● WHAT IS EXPECTED
Print the entries below word for word; the pictures stay out of your copy.

● DATASET
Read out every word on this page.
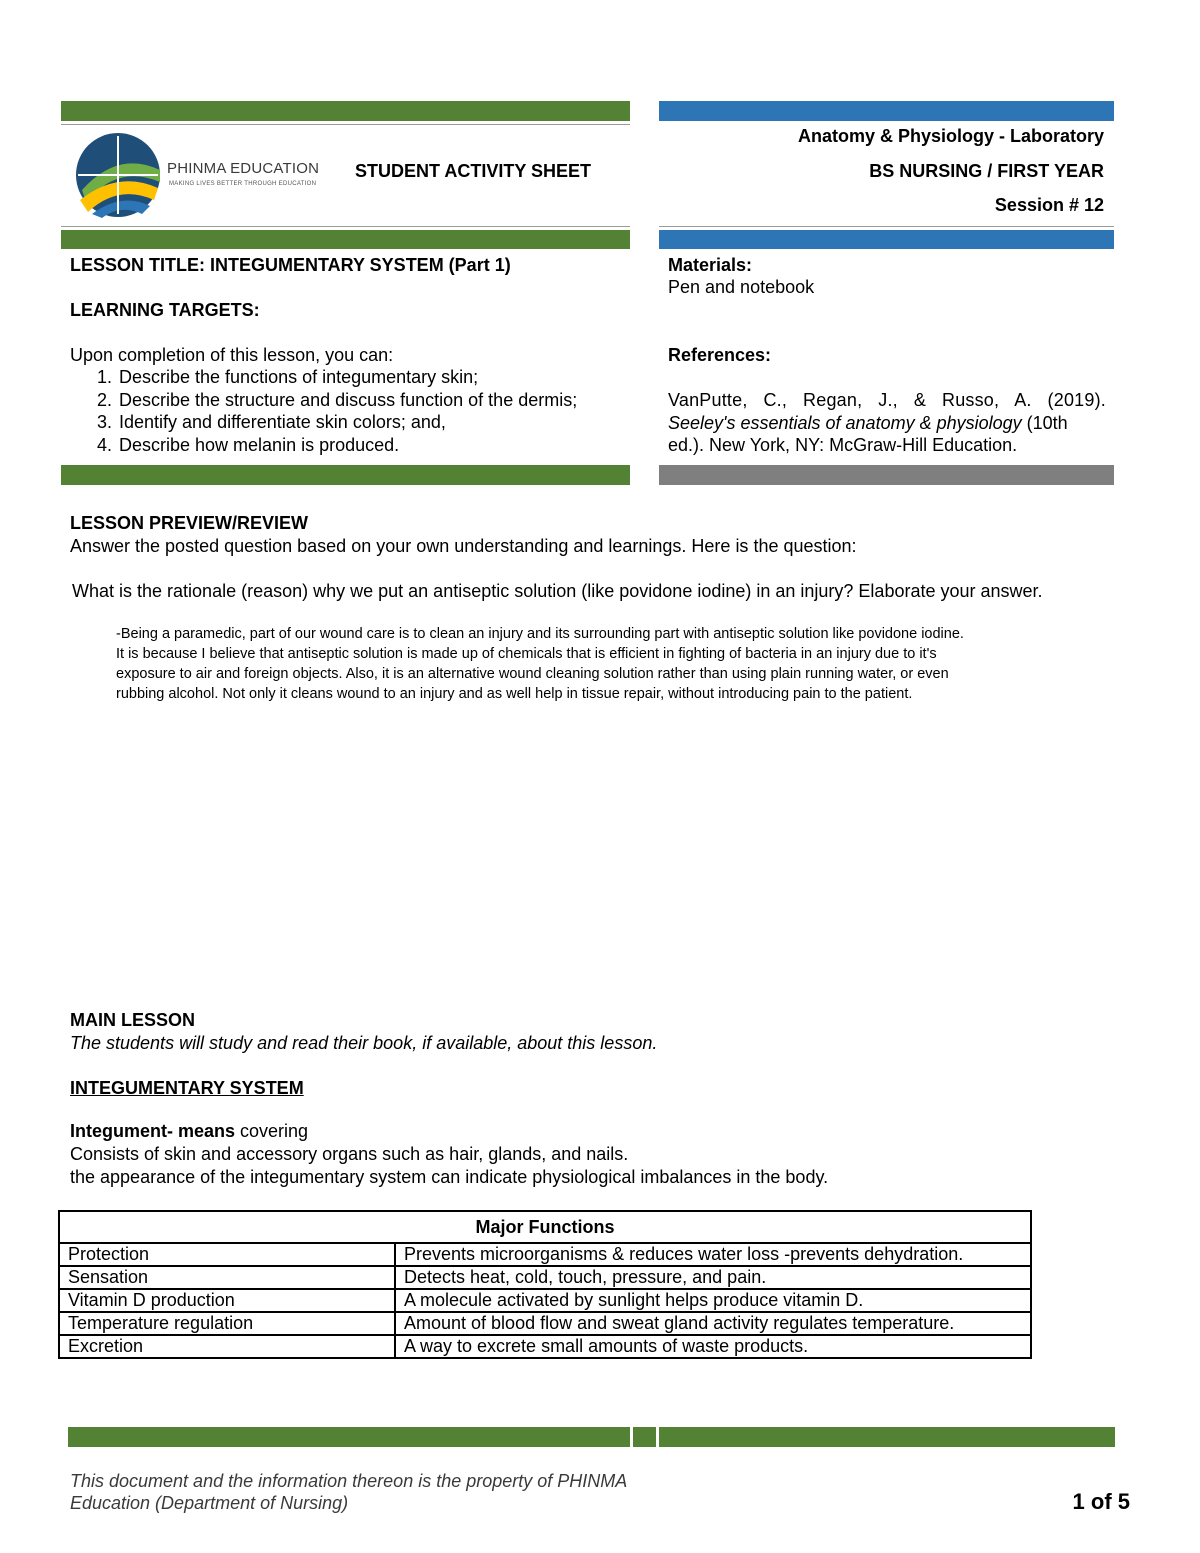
PHINMA EDUCATION
MAKING LIVES BETTER THROUGH EDUCATION
STUDENT ACTIVITY SHEET
Anatomy & Physiology - Laboratory
BS NURSING / FIRST YEAR
Session # 12
LESSON TITLE: INTEGUMENTARY SYSTEM (Part 1)
LEARNING TARGETS:
Upon completion of this lesson, you can:
1. Describe the functions of integumentary skin;
2. Describe the structure and discuss function of the dermis;
3. Identify and differentiate skin colors; and,
4. Describe how melanin is produced.
Materials:
Pen and notebook
References:
VanPutte, C., Regan, J., & Russo, A. (2019).
Seeley's essentials of anatomy & physiology (10th
ed.). New York, NY: McGraw-Hill Education.
LESSON PREVIEW/REVIEW
Answer the posted question based on your own understanding and learnings. Here is the question:
What is the rationale (reason) why we put an antiseptic solution (like povidone iodine) in an injury? Elaborate your answer.
-Being a paramedic, part of our wound care is to clean an injury and its surrounding part with antiseptic solution like povidone iodine.
It is because I believe that antiseptic solution is made up of chemicals that is efficient in fighting of bacteria in an injury due to it's
exposure to air and foreign objects. Also, it is an alternative wound cleaning solution rather than using plain running water, or even
rubbing alcohol. Not only it cleans wound to an injury and as well help in tissue repair, without introducing pain to the patient.
MAIN LESSON
The students will study and read their book, if available, about this lesson.
INTEGUMENTARY SYSTEM
Integument- means covering
Consists of skin and accessory organs such as hair, glands, and nails.
the appearance of the integumentary system can indicate physiological imbalances in the body.
Major Functions	
Protection	Prevents microorganisms & reduces water loss -prevents dehydration.
Sensation	Detects heat, cold, touch, pressure, and pain.
Vitamin D production	A molecule activated by sunlight helps produce vitamin D.
Temperature regulation	Amount of blood flow and sweat gland activity regulates temperature.
Excretion	A way to excrete small amounts of waste products.
This document and the information thereon is the property of PHINMA
Education (Department of Nursing)	1 of 5
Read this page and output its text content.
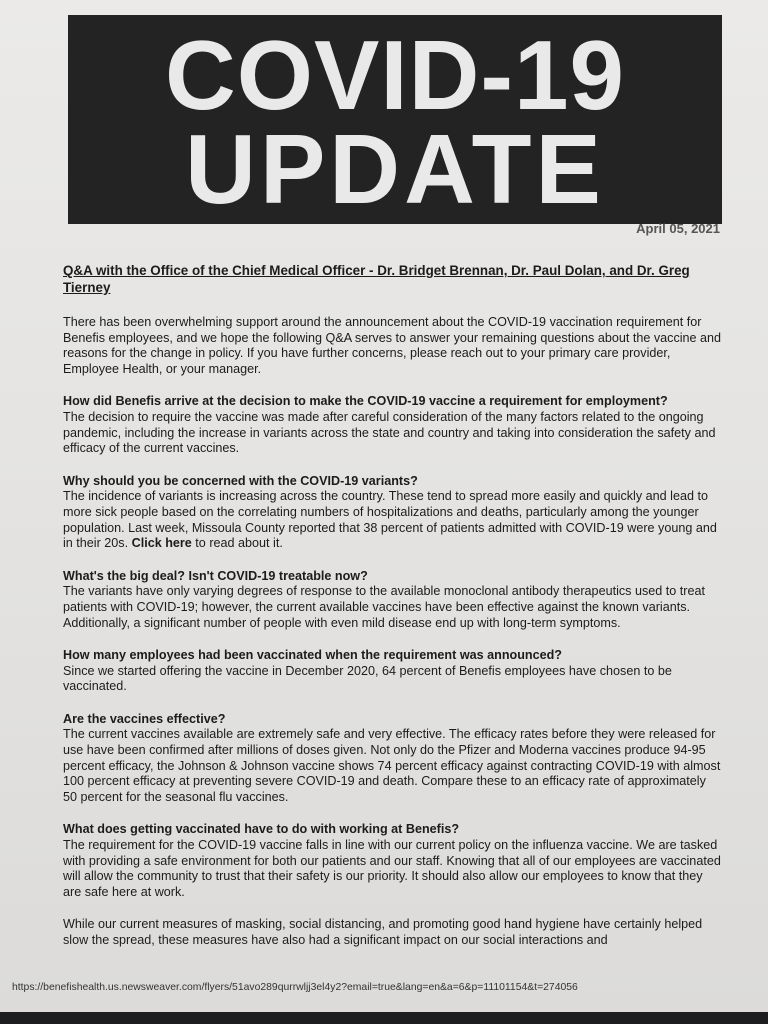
COVID-19
UPDATE
April 05, 2021
Q&A with the Office of the Chief Medical Officer - Dr. Bridget Brennan, Dr. Paul Dolan, and Dr. Greg Tierney

There has been overwhelming support around the announcement about the COVID-19 vaccination requirement for Benefis employees, and we hope the following Q&A serves to answer your remaining questions about the vaccine and reasons for the change in policy. If you have further concerns, please reach out to your primary care provider, Employee Health, or your manager.

How did Benefis arrive at the decision to make the COVID-19 vaccine a requirement for employment?

The decision to require the vaccine was made after careful consideration of the many factors related to the ongoing pandemic, including the increase in variants across the state and country and taking into consideration the safety and efficacy of the current vaccines.

Why should you be concerned with the COVID-19 variants?

The incidence of variants is increasing across the country. These tend to spread more easily and quickly and lead to more sick people based on the correlating numbers of hospitalizations and deaths, particularly among the younger population. Last week, Missoula County reported that 38 percent of patients admitted with COVID-19 were young and in their 20s. Click here to read about it.

What's the big deal? Isn't COVID-19 treatable now?

The variants have only varying degrees of response to the available monoclonal antibody therapeutics used to treat patients with COVID-19; however, the current available vaccines have been effective against the known variants. Additionally, a significant number of people with even mild disease end up with long-term symptoms.

How many employees had been vaccinated when the requirement was announced?

Since we started offering the vaccine in December 2020, 64 percent of Benefis employees have chosen to be vaccinated.

Are the vaccines effective?

The current vaccines available are extremely safe and very effective. The efficacy rates before they were released for use have been confirmed after millions of doses given. Not only do the Pfizer and Moderna vaccines produce 94-95 percent efficacy, the Johnson & Johnson vaccine shows 74 percent efficacy against contracting COVID-19 with almost 100 percent efficacy at preventing severe COVID-19 and death. Compare these to an efficacy rate of approximately 50 percent for the seasonal flu vaccines.

What does getting vaccinated have to do with working at Benefis?

The requirement for the COVID-19 vaccine falls in line with our current policy on the influenza vaccine. We are tasked with providing a safe environment for both our patients and our staff. Knowing that all of our employees are vaccinated will allow the community to trust that their safety is our priority. It should also allow our employees to know that they are safe here at work.

While our current measures of masking, social distancing, and promoting good hand hygiene have certainly helped slow the spread, these measures have also had a significant impact on our social interactions and

https://benefishealth.us.newsweaver.com/flyers/51avo289qurrwljj3el4y2?email=true&lang=en&a=6&p=11101154&t=274056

● SOLUTION TO THE PROBLEM
Read out every word on this page.
PHINMA EDUCATION
MAKING LIVES BETTER THROUGH EDUCATION
STUDENT ACTIVITY SHEET
Anatomy & Physiology - Laboratory
BS NURSING / FIRST YEAR
Session # 12
LESSON TITLE: INTEGUMENTARY SYSTEM (Part 1)
LEARNING TARGETS:
Upon completion of this lesson, you can:
1. Describe the functions of integumentary skin;
2. Describe the structure and discuss function of the dermis;
3. Identify and differentiate skin colors; and,
4. Describe how melanin is produced.
Materials:
Pen and notebook
References:
VanPutte, C., Regan, J., & Russo, A. (2019).
Seeley's essentials of anatomy & physiology (10th
ed.). New York, NY: McGraw-Hill Education.
LESSON PREVIEW/REVIEW
Answer the posted question based on your own understanding and learnings. Here is the question:
What is the rationale (reason) why we put an antiseptic solution (like povidone iodine) in an injury? Elaborate your answer.
-Being a paramedic, part of our wound care is to clean an injury and its surrounding part with antiseptic solution like povidone iodine.
It is because I believe that antiseptic solution is made up of chemicals that is efficient in fighting of bacteria in an injury due to it's
exposure to air and foreign objects. Also, it is an alternative wound cleaning solution rather than using plain running water, or even
rubbing alcohol. Not only it cleans wound to an injury and as well help in tissue repair, without introducing pain to the patient.
MAIN LESSON
The students will study and read their book, if available, about this lesson.
INTEGUMENTARY SYSTEM
Integument- means covering
Consists of skin and accessory organs such as hair, glands, and nails.
the appearance of the integumentary system can indicate physiological imbalances in the body.
Major Functions	
Protection	Prevents microorganisms & reduces water loss -prevents dehydration.
Sensation	Detects heat, cold, touch, pressure, and pain.
Vitamin D production	A molecule activated by sunlight helps produce vitamin D.
Temperature regulation	Amount of blood flow and sweat gland activity regulates temperature.
Excretion	A way to excrete small amounts of waste products.
This document and the information thereon is the property of PHINMA
Education (Department of Nursing)	1 of 5
Read this page and output its text content.
COVID-19
UPDATE
April 05, 2021
Q&A with the Office of the Chief Medical Officer - Dr. Bridget Brennan, Dr. Paul Dolan, and Dr. Greg Tierney

There has been overwhelming support around the announcement about the COVID-19 vaccination requirement for Benefis employees, and we hope the following Q&A serves to answer your remaining questions about the vaccine and reasons for the change in policy. If you have further concerns, please reach out to your primary care provider, Employee Health, or your manager.

How did Benefis arrive at the decision to make the COVID-19 vaccine a requirement for employment?

The decision to require the vaccine was made after careful consideration of the many factors related to the ongoing pandemic, including the increase in variants across the state and country and taking into consideration the safety and efficacy of the current vaccines.

Why should you be concerned with the COVID-19 variants?

The incidence of variants is increasing across the country. These tend to spread more easily and quickly and lead to more sick people based on the correlating numbers of hospitalizations and deaths, particularly among the younger population. Last week, Missoula County reported that 38 percent of patients admitted with COVID-19 were young and in their 20s. Click here to read about it.

What's the big deal? Isn't COVID-19 treatable now?

The variants have only varying degrees of response to the available monoclonal antibody therapeutics used to treat patients with COVID-19; however, the current available vaccines have been effective against the known variants. Additionally, a significant number of people with even mild disease end up with long-term symptoms.

How many employees had been vaccinated when the requirement was announced?

Since we started offering the vaccine in December 2020, 64 percent of Benefis employees have chosen to be vaccinated.

Are the vaccines effective?

The current vaccines available are extremely safe and very effective. The efficacy rates before they were released for use have been confirmed after millions of doses given. Not only do the Pfizer and Moderna vaccines produce 94-95 percent efficacy, the Johnson & Johnson vaccine shows 74 percent efficacy against contracting COVID-19 with almost 100 percent efficacy at preventing severe COVID-19 and death. Compare these to an efficacy rate of approximately 50 percent for the seasonal flu vaccines.

What does getting vaccinated have to do with working at Benefis?

The requirement for the COVID-19 vaccine falls in line with our current policy on the influenza vaccine. We are tasked with providing a safe environment for both our patients and our staff. Knowing that all of our employees are vaccinated will allow the community to trust that their safety is our priority. It should also allow our employees to know that they are safe here at work.

While our current measures of masking, social distancing, and promoting good hand hygiene have certainly helped slow the spread, these measures have also had a significant impact on our social interactions and

https://benefishealth.us.newsweaver.com/flyers/51avo289qurrwljj3el4y2?email=true&lang=en&a=6&p=11101154&t=274056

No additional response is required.